▸ What is being asked:
Every line with the string "Cubierta" should be gathered.

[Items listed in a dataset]
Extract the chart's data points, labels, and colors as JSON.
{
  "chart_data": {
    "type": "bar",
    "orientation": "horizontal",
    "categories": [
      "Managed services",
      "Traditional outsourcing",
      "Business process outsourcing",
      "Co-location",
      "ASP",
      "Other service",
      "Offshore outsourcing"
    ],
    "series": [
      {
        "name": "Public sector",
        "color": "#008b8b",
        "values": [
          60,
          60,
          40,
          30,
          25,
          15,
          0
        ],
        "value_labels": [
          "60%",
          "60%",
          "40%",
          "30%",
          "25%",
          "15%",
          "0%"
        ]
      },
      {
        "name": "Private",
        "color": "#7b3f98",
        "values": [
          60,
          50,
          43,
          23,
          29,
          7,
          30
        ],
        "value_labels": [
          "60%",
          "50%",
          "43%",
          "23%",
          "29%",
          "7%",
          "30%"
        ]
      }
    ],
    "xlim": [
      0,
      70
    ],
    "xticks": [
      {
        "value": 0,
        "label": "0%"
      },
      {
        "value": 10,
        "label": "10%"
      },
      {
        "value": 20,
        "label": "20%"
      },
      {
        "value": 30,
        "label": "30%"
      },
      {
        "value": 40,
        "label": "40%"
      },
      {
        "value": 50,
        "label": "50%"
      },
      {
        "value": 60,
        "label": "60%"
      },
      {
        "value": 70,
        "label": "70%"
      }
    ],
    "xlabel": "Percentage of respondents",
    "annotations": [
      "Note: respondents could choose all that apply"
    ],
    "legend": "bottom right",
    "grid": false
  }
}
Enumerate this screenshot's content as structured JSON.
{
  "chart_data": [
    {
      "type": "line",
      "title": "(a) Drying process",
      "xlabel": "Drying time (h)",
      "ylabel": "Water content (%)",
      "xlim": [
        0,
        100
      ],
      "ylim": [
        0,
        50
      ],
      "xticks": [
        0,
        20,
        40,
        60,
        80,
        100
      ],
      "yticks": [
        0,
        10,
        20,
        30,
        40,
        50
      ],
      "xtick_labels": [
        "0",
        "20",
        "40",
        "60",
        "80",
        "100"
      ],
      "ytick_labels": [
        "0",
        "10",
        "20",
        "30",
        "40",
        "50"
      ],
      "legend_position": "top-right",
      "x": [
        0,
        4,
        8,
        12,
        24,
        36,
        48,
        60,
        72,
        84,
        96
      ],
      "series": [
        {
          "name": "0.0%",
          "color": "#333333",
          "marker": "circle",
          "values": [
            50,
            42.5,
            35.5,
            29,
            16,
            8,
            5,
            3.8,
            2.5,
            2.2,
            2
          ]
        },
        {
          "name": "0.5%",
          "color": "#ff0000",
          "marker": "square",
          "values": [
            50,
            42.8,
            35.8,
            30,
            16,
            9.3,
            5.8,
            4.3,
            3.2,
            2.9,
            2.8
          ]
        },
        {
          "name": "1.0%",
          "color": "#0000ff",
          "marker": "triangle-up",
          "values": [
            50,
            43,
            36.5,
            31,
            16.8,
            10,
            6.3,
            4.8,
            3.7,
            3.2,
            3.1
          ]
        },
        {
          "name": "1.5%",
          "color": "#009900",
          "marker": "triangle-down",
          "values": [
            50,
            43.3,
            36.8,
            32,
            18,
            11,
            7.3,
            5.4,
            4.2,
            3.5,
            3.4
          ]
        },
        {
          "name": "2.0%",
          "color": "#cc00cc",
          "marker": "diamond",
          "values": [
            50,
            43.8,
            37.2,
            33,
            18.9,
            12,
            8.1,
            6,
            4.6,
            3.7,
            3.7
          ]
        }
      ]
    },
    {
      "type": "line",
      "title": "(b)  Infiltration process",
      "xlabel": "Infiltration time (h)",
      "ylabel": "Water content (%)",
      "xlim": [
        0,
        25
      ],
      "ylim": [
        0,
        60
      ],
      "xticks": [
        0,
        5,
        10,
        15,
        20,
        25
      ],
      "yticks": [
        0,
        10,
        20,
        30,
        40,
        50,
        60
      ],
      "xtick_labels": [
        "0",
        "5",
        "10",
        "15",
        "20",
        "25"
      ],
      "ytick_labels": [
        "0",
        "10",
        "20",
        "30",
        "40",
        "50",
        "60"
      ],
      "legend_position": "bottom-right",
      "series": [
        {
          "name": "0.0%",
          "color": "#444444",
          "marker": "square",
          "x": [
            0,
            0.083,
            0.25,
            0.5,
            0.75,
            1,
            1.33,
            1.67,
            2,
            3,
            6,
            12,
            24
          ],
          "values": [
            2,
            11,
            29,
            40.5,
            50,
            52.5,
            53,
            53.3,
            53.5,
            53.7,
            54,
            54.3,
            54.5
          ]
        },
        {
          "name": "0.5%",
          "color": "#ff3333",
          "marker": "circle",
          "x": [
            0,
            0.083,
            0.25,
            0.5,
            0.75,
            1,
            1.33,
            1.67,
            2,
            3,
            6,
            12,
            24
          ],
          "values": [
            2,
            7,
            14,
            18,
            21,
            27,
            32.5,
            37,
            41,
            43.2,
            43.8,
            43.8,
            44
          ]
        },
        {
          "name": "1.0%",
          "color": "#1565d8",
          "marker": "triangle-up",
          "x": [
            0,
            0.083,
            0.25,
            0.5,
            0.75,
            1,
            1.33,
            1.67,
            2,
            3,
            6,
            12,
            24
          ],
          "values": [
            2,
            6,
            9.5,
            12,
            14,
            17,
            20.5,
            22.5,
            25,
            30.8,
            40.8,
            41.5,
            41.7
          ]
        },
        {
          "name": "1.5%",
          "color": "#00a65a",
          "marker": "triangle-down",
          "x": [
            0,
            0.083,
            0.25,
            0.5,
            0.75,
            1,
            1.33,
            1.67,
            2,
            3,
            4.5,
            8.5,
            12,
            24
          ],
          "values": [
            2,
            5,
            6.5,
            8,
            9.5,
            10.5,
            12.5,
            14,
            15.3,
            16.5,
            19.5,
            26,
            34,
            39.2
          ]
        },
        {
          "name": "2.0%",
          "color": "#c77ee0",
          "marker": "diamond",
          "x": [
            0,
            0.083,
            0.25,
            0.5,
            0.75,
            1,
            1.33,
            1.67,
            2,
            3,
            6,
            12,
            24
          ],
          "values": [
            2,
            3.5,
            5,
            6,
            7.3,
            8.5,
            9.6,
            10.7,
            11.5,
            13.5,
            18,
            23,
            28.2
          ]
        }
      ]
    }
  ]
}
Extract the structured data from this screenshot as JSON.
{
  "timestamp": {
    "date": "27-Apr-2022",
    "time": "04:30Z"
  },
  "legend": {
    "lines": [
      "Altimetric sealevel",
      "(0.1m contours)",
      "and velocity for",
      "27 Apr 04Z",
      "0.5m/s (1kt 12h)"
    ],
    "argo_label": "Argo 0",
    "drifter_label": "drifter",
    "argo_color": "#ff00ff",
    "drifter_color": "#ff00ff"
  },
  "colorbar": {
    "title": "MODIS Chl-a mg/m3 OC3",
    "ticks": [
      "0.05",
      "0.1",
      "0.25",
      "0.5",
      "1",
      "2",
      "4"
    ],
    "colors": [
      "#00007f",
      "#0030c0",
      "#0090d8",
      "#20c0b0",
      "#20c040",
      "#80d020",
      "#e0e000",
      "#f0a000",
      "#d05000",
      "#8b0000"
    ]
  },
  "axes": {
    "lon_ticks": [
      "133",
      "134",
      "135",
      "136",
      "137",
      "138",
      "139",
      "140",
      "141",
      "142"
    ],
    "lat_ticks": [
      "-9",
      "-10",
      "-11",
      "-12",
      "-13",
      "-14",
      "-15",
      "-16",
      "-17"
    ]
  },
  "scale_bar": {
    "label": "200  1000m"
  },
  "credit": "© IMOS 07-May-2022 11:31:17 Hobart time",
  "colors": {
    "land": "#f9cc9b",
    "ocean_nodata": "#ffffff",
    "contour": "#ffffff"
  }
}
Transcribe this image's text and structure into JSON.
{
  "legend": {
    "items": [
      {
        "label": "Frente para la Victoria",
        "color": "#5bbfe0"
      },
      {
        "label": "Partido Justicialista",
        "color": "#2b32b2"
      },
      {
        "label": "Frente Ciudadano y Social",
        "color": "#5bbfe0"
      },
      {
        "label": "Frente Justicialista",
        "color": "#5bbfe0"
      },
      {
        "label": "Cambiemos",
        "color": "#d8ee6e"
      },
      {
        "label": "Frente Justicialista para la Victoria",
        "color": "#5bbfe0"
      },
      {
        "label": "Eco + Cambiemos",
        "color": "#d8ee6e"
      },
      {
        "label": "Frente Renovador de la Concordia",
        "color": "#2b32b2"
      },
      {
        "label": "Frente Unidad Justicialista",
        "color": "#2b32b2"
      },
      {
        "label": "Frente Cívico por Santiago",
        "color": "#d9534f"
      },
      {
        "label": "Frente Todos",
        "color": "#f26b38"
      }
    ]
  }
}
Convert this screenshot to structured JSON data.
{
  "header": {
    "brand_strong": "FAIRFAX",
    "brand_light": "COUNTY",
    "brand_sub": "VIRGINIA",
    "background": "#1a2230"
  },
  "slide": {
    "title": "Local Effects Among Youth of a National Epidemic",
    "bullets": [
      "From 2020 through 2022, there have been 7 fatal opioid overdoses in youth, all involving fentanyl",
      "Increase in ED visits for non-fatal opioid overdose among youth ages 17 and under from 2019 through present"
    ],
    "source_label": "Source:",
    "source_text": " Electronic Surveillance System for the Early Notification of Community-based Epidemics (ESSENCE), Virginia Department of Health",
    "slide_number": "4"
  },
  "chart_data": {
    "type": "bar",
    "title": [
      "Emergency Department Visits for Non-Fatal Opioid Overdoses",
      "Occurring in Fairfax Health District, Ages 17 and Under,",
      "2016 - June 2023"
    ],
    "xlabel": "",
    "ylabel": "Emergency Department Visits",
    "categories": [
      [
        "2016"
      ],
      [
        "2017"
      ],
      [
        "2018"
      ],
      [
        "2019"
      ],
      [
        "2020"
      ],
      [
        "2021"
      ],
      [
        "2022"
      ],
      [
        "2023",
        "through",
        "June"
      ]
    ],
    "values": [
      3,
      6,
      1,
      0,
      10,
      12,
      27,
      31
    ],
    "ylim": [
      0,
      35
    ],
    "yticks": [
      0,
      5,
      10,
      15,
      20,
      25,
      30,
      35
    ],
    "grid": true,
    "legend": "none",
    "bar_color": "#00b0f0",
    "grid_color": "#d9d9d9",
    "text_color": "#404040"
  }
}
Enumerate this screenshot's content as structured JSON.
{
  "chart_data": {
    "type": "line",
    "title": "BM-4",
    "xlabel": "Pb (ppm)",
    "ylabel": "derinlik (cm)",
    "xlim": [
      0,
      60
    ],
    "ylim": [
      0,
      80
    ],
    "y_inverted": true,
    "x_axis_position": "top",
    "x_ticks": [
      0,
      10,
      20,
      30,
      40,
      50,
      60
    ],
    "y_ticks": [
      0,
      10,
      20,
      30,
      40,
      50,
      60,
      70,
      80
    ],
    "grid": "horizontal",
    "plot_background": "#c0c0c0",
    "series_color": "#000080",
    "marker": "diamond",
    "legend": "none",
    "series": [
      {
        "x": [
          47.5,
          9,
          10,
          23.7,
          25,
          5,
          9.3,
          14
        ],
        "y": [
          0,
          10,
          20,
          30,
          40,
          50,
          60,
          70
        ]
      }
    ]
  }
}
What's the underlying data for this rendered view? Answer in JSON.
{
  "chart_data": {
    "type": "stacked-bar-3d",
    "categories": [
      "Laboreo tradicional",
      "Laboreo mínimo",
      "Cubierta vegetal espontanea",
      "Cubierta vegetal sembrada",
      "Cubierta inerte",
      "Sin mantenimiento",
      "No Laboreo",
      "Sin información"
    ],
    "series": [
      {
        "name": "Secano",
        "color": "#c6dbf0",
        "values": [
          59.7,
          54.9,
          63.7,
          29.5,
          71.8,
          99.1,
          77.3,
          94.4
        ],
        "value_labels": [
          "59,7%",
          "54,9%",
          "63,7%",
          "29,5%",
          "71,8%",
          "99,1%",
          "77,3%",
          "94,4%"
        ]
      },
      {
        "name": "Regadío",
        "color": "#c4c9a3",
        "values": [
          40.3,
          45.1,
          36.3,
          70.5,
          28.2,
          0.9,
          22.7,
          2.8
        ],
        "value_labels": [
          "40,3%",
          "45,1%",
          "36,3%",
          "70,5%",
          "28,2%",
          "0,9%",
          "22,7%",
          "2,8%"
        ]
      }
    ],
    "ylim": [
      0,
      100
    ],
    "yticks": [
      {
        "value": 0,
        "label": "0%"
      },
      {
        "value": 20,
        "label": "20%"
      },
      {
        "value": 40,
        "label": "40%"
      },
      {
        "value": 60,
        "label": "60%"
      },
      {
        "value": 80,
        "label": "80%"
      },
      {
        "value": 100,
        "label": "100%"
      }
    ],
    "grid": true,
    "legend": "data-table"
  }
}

▸ Complete answer:
      "Cubierta vegetal espontanea",
      "Cubierta vegetal sembrada",
      "Cubierta inerte",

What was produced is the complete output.